## begin RECORDS TO PROCESS

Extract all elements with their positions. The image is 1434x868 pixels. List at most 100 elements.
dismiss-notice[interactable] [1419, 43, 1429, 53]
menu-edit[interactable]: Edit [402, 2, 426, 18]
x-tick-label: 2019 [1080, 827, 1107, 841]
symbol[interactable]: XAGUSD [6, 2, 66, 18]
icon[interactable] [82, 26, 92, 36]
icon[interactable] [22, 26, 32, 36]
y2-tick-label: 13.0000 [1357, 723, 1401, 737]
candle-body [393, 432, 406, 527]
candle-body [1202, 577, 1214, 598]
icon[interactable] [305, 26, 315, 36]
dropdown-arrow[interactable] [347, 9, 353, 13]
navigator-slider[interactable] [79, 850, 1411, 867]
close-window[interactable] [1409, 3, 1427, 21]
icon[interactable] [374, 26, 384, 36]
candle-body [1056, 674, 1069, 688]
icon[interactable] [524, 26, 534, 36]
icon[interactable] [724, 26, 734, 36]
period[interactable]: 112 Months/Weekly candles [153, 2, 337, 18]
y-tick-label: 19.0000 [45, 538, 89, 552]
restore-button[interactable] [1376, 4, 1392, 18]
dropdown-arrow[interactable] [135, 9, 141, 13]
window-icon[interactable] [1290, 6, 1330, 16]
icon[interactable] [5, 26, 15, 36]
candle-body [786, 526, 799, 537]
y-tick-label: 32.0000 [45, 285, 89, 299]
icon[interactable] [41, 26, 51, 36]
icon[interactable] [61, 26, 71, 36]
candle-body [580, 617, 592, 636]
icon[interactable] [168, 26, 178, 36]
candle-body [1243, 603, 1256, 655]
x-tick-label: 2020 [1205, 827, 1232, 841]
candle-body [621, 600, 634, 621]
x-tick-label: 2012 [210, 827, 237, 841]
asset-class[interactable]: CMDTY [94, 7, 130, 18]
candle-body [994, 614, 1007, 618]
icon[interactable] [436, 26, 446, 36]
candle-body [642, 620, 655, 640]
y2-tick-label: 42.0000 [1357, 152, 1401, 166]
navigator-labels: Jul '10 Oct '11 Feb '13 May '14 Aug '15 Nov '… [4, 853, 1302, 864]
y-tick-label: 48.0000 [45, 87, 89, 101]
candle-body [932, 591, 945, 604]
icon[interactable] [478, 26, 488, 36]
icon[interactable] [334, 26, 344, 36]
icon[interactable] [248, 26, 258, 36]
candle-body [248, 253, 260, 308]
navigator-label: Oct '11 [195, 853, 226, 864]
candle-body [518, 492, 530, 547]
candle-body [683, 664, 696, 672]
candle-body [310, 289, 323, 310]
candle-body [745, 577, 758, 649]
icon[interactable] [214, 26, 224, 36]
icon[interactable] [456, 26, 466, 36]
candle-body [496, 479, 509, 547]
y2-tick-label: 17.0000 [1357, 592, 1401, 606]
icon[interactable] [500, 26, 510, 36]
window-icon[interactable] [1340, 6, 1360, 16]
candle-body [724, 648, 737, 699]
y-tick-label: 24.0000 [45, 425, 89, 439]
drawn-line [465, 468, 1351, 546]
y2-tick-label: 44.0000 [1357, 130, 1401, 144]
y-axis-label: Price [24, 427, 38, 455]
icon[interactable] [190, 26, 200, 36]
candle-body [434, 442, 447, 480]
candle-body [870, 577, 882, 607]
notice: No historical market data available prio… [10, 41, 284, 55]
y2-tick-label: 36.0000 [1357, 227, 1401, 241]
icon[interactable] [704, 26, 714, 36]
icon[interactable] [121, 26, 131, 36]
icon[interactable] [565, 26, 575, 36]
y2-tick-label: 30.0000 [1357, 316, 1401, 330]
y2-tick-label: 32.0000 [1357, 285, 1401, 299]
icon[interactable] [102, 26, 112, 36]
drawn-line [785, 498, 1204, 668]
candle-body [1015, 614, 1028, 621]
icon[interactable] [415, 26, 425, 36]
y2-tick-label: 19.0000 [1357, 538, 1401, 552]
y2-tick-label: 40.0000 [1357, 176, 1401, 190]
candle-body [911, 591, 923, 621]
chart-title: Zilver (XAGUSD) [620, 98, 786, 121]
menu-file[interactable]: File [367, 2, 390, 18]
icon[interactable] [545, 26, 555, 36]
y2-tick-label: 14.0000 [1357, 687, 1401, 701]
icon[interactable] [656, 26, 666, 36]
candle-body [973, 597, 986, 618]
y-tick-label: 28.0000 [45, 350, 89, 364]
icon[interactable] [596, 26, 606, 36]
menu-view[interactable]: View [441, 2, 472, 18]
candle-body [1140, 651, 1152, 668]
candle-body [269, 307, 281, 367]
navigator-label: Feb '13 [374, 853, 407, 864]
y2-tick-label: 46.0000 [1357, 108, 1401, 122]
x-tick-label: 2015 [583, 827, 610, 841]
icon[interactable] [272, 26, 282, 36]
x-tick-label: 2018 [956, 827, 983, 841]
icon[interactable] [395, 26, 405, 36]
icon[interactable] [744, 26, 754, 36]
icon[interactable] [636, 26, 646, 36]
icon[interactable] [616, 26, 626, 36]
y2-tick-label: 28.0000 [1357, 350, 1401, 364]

## end RECORDS TO PROCESS

Rewrite the lines from the start of the listings through the line containing "y2-tick-label: 13.0000 [1357, 723, 1401, 737]", replacing every "interactable" with "clickable" and keeping everything else the same.

Extract all elements with their positions. The image is 1434x868 pixels. List at most 100 elements.
dismiss-notice[clickable] [1419, 43, 1429, 53]
menu-edit[clickable]: Edit [402, 2, 426, 18]
x-tick-label: 2019 [1080, 827, 1107, 841]
symbol[clickable]: XAGUSD [6, 2, 66, 18]
icon[clickable] [82, 26, 92, 36]
icon[clickable] [22, 26, 32, 36]
y2-tick-label: 13.0000 [1357, 723, 1401, 737]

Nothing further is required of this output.